### Exercise description
A line belongs in the answer if it contains "part"; copy every such line from the entries below.

### Supplied material
========

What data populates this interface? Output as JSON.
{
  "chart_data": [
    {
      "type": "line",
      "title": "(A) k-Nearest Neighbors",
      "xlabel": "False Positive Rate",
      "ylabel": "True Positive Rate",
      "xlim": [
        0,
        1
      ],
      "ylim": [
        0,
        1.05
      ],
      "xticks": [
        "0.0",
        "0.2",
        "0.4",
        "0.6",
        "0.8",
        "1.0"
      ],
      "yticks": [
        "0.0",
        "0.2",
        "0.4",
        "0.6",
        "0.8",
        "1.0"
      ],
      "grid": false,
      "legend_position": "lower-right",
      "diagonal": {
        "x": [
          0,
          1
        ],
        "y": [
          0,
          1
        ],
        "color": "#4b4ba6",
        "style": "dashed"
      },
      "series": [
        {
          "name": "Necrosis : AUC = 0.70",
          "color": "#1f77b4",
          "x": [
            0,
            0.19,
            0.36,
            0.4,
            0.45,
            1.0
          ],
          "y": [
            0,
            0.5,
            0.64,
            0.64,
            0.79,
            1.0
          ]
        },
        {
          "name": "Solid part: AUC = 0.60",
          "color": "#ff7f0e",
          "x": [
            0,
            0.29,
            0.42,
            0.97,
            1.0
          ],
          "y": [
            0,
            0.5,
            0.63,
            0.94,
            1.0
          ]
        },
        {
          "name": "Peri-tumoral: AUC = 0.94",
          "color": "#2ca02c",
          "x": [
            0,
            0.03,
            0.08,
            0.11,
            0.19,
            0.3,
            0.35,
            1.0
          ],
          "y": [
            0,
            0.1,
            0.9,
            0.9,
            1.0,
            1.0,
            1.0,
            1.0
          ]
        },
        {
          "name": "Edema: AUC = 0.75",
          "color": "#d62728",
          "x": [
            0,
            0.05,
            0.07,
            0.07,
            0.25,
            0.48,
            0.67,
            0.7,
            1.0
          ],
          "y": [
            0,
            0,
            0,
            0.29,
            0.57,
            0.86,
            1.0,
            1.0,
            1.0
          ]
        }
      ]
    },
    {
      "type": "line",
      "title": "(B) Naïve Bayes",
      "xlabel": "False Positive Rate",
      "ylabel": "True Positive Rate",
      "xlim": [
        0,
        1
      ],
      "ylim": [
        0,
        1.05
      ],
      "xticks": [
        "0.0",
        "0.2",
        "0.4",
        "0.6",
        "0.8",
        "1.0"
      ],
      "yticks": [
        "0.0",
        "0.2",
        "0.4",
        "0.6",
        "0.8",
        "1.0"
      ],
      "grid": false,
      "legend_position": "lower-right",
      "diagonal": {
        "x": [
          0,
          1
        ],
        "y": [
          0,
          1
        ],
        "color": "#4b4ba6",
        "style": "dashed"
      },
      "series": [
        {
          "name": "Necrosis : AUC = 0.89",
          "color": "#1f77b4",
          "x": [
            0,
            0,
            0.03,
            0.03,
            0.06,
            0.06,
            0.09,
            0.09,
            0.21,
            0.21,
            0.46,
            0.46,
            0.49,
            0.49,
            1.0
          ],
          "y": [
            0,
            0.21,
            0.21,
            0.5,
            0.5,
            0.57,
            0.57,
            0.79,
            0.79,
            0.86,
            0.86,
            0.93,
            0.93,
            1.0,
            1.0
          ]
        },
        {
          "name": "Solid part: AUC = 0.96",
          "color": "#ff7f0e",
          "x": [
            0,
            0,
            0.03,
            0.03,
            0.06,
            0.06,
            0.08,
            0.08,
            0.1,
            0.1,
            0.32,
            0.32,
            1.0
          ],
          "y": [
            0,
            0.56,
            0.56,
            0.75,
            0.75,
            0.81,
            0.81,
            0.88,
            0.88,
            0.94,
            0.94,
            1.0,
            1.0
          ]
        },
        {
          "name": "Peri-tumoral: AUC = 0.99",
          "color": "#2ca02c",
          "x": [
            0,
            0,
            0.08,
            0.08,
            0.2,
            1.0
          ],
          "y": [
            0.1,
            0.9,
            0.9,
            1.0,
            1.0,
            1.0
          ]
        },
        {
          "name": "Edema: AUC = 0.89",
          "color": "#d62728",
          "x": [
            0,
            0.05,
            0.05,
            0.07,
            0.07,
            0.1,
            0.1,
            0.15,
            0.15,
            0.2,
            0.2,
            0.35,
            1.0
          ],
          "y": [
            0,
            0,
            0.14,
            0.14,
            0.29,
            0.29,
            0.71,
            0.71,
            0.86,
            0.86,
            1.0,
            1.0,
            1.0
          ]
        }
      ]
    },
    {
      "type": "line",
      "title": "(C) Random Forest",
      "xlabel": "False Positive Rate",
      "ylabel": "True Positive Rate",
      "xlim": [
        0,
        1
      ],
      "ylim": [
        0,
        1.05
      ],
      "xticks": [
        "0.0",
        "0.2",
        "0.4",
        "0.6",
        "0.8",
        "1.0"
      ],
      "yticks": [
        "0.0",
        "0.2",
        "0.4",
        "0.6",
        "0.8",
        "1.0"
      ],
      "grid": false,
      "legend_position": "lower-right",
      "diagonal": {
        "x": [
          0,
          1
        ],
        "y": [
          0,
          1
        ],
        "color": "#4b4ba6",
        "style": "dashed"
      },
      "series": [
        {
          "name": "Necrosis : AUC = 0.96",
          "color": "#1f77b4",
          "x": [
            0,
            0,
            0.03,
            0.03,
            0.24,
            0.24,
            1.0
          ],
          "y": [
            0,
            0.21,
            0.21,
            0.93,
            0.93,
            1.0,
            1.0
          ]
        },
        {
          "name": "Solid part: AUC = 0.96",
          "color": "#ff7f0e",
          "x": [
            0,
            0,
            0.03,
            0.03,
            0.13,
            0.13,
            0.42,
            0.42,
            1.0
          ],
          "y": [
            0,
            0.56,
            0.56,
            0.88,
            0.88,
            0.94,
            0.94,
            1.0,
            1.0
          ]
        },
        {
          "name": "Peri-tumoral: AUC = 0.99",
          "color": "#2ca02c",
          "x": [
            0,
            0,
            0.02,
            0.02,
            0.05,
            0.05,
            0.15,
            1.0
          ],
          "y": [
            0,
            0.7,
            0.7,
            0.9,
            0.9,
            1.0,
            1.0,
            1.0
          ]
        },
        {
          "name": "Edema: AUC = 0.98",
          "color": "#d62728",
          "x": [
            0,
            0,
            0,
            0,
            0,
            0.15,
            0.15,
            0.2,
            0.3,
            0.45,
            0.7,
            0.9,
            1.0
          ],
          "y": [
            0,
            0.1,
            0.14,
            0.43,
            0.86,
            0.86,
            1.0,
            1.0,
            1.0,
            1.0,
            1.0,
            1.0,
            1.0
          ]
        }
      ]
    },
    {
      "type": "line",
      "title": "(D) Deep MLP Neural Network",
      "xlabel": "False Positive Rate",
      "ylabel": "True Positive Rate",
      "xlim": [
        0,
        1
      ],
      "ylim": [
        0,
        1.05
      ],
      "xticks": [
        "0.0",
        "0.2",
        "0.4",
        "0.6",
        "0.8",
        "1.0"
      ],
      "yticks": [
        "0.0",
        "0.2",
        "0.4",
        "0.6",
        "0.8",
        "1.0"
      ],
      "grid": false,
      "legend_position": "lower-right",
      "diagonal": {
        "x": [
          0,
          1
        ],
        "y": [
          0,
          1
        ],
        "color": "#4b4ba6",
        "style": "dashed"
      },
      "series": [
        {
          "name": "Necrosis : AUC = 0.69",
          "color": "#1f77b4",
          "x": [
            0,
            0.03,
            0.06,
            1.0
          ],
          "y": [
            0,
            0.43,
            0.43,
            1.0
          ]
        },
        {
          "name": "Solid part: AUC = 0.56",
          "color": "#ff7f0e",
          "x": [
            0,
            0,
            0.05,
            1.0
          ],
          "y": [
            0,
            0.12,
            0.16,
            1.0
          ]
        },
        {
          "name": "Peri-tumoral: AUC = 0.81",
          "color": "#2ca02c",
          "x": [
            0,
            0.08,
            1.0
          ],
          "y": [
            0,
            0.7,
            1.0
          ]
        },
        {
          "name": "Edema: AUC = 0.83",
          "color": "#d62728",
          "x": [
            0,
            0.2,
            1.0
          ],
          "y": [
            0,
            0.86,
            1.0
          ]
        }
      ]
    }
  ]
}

========

### Output for this task
          "name": "Solid part: AUC = 0.60",
          "name": "Solid part: AUC = 0.96",
          "name": "Solid part: AUC = 0.96",
          "name": "Solid part: AUC = 0.56",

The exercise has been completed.